#### Supplied material
+-------+
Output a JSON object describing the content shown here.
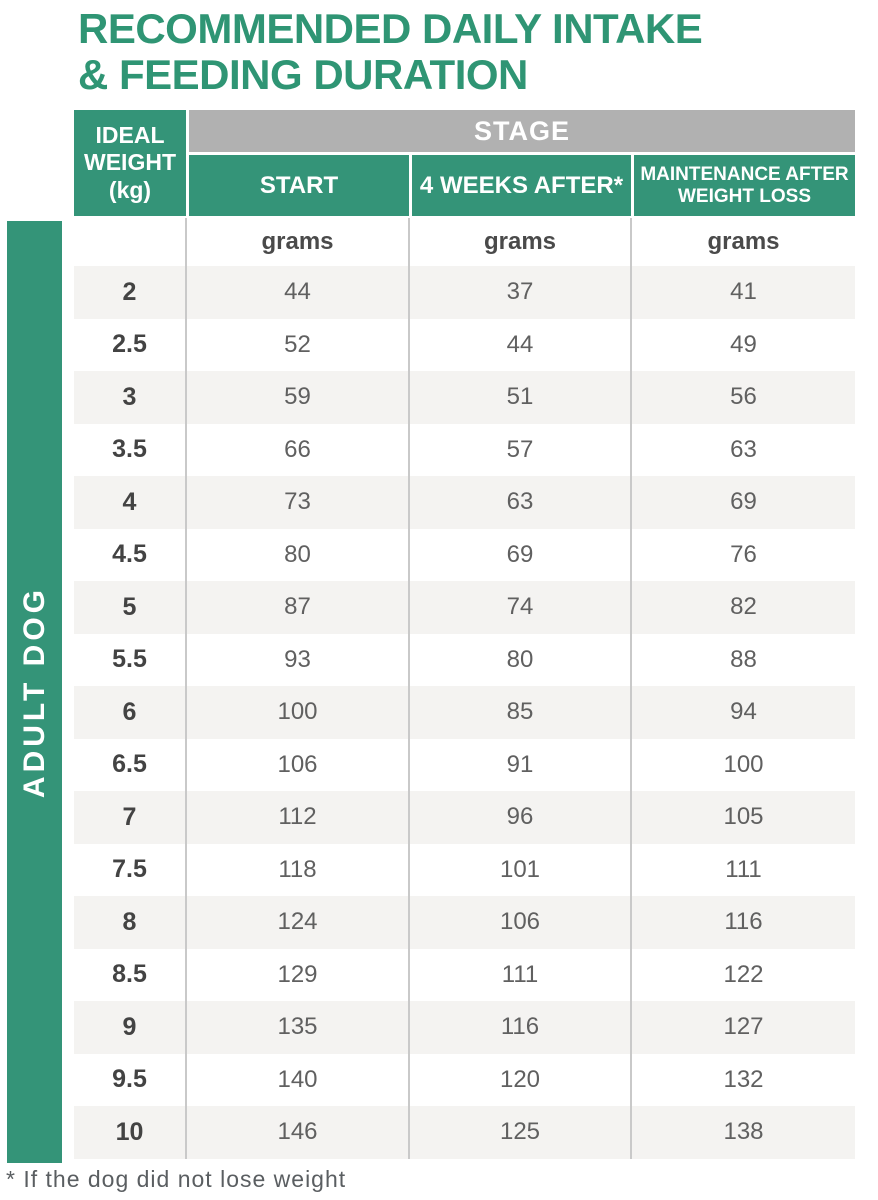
{
  "title": {
    "lines": [
      "RECOMMENDED DAILY INTAKE",
      "& FEEDING DURATION"
    ]
  },
  "side_label": "ADULT DOG",
  "table": {
    "corner_header": "IDEAL WEIGHT (kg)",
    "stage_header": "STAGE",
    "columns": [
      "START",
      "4 WEEKS AFTER*",
      "MAINTENANCE AFTER WEIGHT LOSS"
    ],
    "units": [
      "grams",
      "grams",
      "grams"
    ],
    "rows": [
      {
        "weight": "2",
        "values": [
          "44",
          "37",
          "41"
        ]
      },
      {
        "weight": "2.5",
        "values": [
          "52",
          "44",
          "49"
        ]
      },
      {
        "weight": "3",
        "values": [
          "59",
          "51",
          "56"
        ]
      },
      {
        "weight": "3.5",
        "values": [
          "66",
          "57",
          "63"
        ]
      },
      {
        "weight": "4",
        "values": [
          "73",
          "63",
          "69"
        ]
      },
      {
        "weight": "4.5",
        "values": [
          "80",
          "69",
          "76"
        ]
      },
      {
        "weight": "5",
        "values": [
          "87",
          "74",
          "82"
        ]
      },
      {
        "weight": "5.5",
        "values": [
          "93",
          "80",
          "88"
        ]
      },
      {
        "weight": "6",
        "values": [
          "100",
          "85",
          "94"
        ]
      },
      {
        "weight": "6.5",
        "values": [
          "106",
          "91",
          "100"
        ]
      },
      {
        "weight": "7",
        "values": [
          "112",
          "96",
          "105"
        ]
      },
      {
        "weight": "7.5",
        "values": [
          "118",
          "101",
          "111"
        ]
      },
      {
        "weight": "8",
        "values": [
          "124",
          "106",
          "116"
        ]
      },
      {
        "weight": "8.5",
        "values": [
          "129",
          "111",
          "122"
        ]
      },
      {
        "weight": "9",
        "values": [
          "135",
          "116",
          "127"
        ]
      },
      {
        "weight": "9.5",
        "values": [
          "140",
          "120",
          "132"
        ]
      },
      {
        "weight": "10",
        "values": [
          "146",
          "125",
          "138"
        ]
      }
    ]
  },
  "footnote": "* If the dog did not lose weight",
  "colors": {
    "brand_green": "#349478",
    "title_green": "#2f9574",
    "header_gray": "#b1b1b1",
    "row_stripe": "#f4f3f1",
    "grid_line": "#c9c9c9",
    "value_text": "#606060",
    "dark_text": "#434343"
  }
}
+-------+
#### Set task
Print each line of the material above exactly, with the pictures removed from your copy.

#### Result of this task
Output a JSON object describing the content shown here.
{
  "title": {
    "lines": [
      "RECOMMENDED DAILY INTAKE",
      "& FEEDING DURATION"
    ]
  },
  "side_label": "ADULT DOG",
  "table": {
    "corner_header": "IDEAL WEIGHT (kg)",
    "stage_header": "STAGE",
    "columns": [
      "START",
      "4 WEEKS AFTER*",
      "MAINTENANCE AFTER WEIGHT LOSS"
    ],
    "units": [
      "grams",
      "grams",
      "grams"
    ],
    "rows": [
      {
        "weight": "2",
        "values": [
          "44",
          "37",
          "41"
        ]
      },
      {
        "weight": "2.5",
        "values": [
          "52",
          "44",
          "49"
        ]
      },
      {
        "weight": "3",
        "values": [
          "59",
          "51",
          "56"
        ]
      },
      {
        "weight": "3.5",
        "values": [
          "66",
          "57",
          "63"
        ]
      },
      {
        "weight": "4",
        "values": [
          "73",
          "63",
          "69"
        ]
      },
      {
        "weight": "4.5",
        "values": [
          "80",
          "69",
          "76"
        ]
      },
      {
        "weight": "5",
        "values": [
          "87",
          "74",
          "82"
        ]
      },
      {
        "weight": "5.5",
        "values": [
          "93",
          "80",
          "88"
        ]
      },
      {
        "weight": "6",
        "values": [
          "100",
          "85",
          "94"
        ]
      },
      {
        "weight": "6.5",
        "values": [
          "106",
          "91",
          "100"
        ]
      },
      {
        "weight": "7",
        "values": [
          "112",
          "96",
          "105"
        ]
      },
      {
        "weight": "7.5",
        "values": [
          "118",
          "101",
          "111"
        ]
      },
      {
        "weight": "8",
        "values": [
          "124",
          "106",
          "116"
        ]
      },
      {
        "weight": "8.5",
        "values": [
          "129",
          "111",
          "122"
        ]
      },
      {
        "weight": "9",
        "values": [
          "135",
          "116",
          "127"
        ]
      },
      {
        "weight": "9.5",
        "values": [
          "140",
          "120",
          "132"
        ]
      },
      {
        "weight": "10",
        "values": [
          "146",
          "125",
          "138"
        ]
      }
    ]
  },
  "footnote": "* If the dog did not lose weight",
  "colors": {
    "brand_green": "#349478",
    "title_green": "#2f9574",
    "header_gray": "#b1b1b1",
    "row_stripe": "#f4f3f1",
    "grid_line": "#c9c9c9",
    "value_text": "#606060",
    "dark_text": "#434343"
  }
}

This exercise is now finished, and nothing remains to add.